▶ **SOURCE TEXT**
══════
= John Lumsden =

Irish physician, founder of the St John Ambulance Brigade Ireland

Sir John Lumsden

Sir John Lumsden (14 November 1869 – 3 September 1944) was an Irish physician. He was famous for his role as Chief Medical Officer of Guinness Brewery, during which time he founded both St James's Gate F.C. and the St John Ambulance Brigade of Ireland. During the Easter Rising of 1916, he was noted for treating anyone who was wounded, regardless of which side they fought for.

==Early years==
Sir John Lumsden was born in Drogheda, County Louth, Ireland, the son of John Lumsden, a bank manager, and Florence Isabella Groom Lumsden (née McKean). The father had come from Scotland via India to work in a bank in Armagh and later moved to Dublin in 1867 to work for the Provincial Bank. Lumsden's father was a keen golfer and Lumsden worked with his father and his brother in setting up a rough and ready golf course in 1885 west of the Phoenix Cricket Club, thus establishing Ireland's second oldest golf club, the Dublin Golf Club, which became the Royal Dublin Golf Club in 1891.

In 1896, Lumsden married Caroline Frances Kingscote, daughter of Major Fitzhardinge Kingscote and Agnes Grant Stuart, and their first child, John Fitzhardinge Lumsden, was born on 11 June 1897. At the time of the birth, they were living at Lumsden's parents house but, soon after, moved out to 4 Fitzwilliam Place, Dublin, where Lumsden also had a medical practice on the first floor.

Their first child was soon followed by sisters: Leslie, born in 1898, Norah in 1900, Margery in 1908 and twins, Nancy and Betty born in 1911.

== Lifetime achievements ==

Lumsden was a physician on the staff of Mercer's Hospital in Dublin and in 1902 was the Principal Medical Officer for the Commissioners of Irish Lights. However, it was his role as the Medical Officer (later Chief Medical Officer) at the Guinness Brewery that made Lumsden famous.
══════
Page layout parsing rows:

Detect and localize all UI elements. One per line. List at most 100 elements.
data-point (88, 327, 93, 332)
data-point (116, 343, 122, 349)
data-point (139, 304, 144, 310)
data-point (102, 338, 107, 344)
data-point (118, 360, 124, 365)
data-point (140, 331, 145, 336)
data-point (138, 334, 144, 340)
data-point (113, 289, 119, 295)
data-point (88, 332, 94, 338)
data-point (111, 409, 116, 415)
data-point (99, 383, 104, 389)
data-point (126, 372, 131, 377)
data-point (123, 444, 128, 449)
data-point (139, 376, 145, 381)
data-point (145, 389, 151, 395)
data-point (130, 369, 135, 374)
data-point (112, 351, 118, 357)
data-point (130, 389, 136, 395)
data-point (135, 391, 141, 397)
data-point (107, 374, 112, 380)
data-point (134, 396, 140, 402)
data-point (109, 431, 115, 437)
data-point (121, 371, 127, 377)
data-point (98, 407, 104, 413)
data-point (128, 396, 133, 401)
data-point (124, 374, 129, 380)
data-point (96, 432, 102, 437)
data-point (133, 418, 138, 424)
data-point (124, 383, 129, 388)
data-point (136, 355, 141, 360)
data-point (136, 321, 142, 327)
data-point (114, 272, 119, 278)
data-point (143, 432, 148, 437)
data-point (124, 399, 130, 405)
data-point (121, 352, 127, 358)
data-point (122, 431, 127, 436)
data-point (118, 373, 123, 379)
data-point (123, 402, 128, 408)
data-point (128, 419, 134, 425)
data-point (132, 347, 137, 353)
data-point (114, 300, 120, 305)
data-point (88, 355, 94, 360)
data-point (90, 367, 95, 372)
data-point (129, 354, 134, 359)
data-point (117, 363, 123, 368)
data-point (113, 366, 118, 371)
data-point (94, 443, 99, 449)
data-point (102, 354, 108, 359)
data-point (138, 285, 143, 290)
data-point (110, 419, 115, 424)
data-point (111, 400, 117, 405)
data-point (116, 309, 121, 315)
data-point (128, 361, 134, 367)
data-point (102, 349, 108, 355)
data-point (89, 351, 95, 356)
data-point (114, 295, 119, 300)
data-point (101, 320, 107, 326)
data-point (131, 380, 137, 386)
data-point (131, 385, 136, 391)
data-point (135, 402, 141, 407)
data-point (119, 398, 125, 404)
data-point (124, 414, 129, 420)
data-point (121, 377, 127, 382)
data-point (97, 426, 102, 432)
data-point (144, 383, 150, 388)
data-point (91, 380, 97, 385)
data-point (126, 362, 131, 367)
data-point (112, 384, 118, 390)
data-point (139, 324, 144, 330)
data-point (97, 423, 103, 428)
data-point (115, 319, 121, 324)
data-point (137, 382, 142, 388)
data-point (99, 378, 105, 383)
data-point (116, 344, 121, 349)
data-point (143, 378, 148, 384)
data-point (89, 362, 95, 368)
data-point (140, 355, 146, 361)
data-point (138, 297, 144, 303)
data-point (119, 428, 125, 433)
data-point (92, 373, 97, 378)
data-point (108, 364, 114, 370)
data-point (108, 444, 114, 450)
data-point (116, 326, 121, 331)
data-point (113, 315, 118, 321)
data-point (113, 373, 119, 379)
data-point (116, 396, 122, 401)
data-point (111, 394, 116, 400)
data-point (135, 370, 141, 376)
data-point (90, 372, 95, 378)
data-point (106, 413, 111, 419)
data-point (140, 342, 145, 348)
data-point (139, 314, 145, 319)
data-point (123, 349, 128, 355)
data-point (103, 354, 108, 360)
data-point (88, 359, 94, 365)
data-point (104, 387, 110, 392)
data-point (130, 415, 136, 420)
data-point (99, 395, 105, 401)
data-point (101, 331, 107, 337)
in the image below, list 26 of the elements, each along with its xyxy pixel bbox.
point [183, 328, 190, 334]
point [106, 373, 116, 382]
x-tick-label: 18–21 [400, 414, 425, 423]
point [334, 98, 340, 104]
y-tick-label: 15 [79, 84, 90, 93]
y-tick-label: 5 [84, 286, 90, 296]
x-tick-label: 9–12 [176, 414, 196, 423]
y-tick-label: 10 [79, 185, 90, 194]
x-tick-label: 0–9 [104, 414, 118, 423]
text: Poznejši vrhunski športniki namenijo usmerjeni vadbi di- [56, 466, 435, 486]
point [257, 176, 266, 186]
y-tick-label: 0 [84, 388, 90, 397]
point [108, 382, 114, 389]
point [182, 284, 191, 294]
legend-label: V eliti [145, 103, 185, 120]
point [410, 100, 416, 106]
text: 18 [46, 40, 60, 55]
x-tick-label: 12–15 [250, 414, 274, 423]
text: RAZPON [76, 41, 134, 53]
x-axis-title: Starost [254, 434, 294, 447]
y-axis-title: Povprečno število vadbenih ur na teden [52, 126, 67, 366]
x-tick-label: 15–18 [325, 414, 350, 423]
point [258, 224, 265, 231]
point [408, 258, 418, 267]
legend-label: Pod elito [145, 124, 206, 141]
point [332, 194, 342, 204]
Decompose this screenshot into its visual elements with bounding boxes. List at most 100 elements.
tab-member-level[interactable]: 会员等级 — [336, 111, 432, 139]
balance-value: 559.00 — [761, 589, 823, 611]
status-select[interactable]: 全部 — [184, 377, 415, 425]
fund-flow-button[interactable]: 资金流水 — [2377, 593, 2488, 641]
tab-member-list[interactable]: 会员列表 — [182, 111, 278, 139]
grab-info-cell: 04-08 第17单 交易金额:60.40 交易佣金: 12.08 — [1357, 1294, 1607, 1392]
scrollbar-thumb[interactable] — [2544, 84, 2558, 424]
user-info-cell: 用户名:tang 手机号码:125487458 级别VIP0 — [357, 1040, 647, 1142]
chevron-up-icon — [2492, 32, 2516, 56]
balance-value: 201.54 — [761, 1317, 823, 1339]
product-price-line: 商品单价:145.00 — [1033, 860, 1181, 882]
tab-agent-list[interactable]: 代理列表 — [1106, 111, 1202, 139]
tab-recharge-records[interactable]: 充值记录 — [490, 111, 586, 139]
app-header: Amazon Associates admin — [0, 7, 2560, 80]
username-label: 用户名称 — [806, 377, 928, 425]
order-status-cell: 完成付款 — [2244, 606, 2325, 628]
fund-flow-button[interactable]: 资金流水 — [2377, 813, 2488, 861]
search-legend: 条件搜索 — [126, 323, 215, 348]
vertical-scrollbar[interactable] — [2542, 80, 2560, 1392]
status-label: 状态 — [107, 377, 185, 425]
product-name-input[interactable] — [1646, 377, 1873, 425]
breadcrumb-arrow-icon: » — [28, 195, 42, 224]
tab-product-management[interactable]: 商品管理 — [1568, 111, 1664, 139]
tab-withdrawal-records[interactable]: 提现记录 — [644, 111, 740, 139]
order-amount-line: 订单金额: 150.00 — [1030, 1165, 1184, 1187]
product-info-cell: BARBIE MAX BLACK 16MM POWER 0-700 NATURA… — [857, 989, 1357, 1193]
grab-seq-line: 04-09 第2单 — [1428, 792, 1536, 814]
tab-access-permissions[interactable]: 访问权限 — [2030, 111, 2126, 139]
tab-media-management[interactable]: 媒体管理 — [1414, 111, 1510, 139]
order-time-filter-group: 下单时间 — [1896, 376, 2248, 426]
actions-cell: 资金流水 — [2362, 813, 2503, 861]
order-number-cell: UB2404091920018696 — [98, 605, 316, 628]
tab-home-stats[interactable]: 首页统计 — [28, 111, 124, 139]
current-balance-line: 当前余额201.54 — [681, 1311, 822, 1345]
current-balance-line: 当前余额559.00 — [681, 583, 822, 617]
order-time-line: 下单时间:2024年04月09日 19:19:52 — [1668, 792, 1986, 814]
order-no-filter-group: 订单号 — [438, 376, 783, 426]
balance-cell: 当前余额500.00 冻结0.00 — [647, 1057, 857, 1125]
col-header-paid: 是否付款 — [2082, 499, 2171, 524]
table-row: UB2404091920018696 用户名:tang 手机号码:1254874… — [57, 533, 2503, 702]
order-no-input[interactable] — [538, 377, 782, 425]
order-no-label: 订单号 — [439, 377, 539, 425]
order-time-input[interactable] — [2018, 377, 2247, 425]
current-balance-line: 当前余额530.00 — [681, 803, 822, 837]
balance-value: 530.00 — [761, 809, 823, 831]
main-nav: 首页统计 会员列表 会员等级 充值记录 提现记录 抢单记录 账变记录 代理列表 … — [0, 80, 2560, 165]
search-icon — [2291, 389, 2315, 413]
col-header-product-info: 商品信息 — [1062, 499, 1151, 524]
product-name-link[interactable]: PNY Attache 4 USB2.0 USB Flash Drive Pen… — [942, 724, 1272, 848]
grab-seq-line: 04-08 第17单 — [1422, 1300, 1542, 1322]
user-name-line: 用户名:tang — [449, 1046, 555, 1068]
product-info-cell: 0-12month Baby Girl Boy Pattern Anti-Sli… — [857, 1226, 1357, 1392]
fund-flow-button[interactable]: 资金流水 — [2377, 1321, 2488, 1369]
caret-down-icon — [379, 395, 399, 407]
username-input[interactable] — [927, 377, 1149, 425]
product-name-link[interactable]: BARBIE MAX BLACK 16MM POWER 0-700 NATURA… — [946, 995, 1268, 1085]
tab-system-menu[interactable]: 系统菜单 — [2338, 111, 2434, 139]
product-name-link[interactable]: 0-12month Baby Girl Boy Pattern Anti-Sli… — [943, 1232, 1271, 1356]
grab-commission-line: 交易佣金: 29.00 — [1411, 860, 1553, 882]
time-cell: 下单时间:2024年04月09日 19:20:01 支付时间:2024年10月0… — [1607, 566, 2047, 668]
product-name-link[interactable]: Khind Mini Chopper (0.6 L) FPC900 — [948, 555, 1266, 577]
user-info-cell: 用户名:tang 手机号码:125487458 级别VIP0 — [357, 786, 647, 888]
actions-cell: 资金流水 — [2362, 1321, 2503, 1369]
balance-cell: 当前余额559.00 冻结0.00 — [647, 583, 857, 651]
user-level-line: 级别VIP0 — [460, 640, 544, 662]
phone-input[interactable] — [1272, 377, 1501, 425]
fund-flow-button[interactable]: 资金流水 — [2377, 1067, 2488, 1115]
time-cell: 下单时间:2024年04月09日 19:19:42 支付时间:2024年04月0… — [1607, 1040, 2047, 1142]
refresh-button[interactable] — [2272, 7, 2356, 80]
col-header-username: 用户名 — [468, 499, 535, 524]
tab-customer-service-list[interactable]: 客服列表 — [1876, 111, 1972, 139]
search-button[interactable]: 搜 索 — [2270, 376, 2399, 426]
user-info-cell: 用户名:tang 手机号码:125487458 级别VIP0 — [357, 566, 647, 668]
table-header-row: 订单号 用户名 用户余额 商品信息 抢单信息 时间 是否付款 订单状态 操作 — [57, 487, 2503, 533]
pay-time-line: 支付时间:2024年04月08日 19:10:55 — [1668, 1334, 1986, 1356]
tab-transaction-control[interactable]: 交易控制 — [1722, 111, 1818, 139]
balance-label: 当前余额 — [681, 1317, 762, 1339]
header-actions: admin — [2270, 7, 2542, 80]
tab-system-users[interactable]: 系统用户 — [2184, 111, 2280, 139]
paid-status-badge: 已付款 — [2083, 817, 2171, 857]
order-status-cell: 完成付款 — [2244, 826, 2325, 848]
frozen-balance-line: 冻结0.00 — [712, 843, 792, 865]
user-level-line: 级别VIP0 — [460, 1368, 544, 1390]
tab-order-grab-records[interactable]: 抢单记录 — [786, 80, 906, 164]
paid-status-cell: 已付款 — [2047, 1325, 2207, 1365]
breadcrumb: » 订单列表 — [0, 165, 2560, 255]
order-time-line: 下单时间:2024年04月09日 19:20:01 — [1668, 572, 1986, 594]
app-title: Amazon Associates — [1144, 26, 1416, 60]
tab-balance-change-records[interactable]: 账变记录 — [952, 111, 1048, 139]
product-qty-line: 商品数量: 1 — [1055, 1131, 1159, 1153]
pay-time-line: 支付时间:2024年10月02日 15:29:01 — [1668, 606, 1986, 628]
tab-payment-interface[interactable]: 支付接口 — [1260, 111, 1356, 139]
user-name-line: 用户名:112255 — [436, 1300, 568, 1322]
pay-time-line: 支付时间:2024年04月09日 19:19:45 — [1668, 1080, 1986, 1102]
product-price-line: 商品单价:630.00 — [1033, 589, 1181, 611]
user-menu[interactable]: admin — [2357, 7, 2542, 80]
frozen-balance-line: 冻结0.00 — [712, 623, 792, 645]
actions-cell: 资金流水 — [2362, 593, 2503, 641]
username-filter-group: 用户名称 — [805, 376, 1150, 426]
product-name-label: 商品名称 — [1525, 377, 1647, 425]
══════
▶ **WORK REQUEST**
Reproduce the full John Lumsden text word for word.

▶ **SOLUTION**
= John Lumsden =

Irish physician, founder of the St John Ambulance Brigade Ireland

Sir John Lumsden

Sir John Lumsden (14 November 1869 – 3 September 1944) was an Irish physician. He was famous for his role as Chief Medical Officer of Guinness Brewery, during which time he founded both St James's Gate F.C. and the St John Ambulance Brigade of Ireland. During the Easter Rising of 1916, he was noted for treating anyone who was wounded, regardless of which side they fought for.

==Early years==
Sir John Lumsden was born in Drogheda, County Louth, Ireland, the son of John Lumsden, a bank manager, and Florence Isabella Groom Lumsden (née McKean). The father had come from Scotland via India to work in a bank in Armagh and later moved to Dublin in 1867 to work for the Provincial Bank. Lumsden's father was a keen golfer and Lumsden worked with his father and his brother in setting up a rough and ready golf course in 1885 west of the Phoenix Cricket Club, thus establishing Ireland's second oldest golf club, the Dublin Golf Club, which became the Royal Dublin Golf Club in 1891.

In 1896, Lumsden married Caroline Frances Kingscote, daughter of Major Fitzhardinge Kingscote and Agnes Grant Stuart, and their first child, John Fitzhardinge Lumsden, was born on 11 June 1897. At the time of the birth, they were living at Lumsden's parents house but, soon after, moved out to 4 Fitzwilliam Place, Dublin, where Lumsden also had a medical practice on the first floor.

Their first child was soon followed by sisters: Leslie, born in 1898, Norah in 1900, Margery in 1908 and twins, Nancy and Betty born in 1911.

== Lifetime achievements ==

Lumsden was a physician on the staff of Mercer's Hospital in Dublin and in 1902 was the Principal Medical Officer for the Commissioners of Irish Lights. However, it was his role as the Medical Officer (later Chief Medical Officer) at the Guinness Brewery that made Lumsden famous.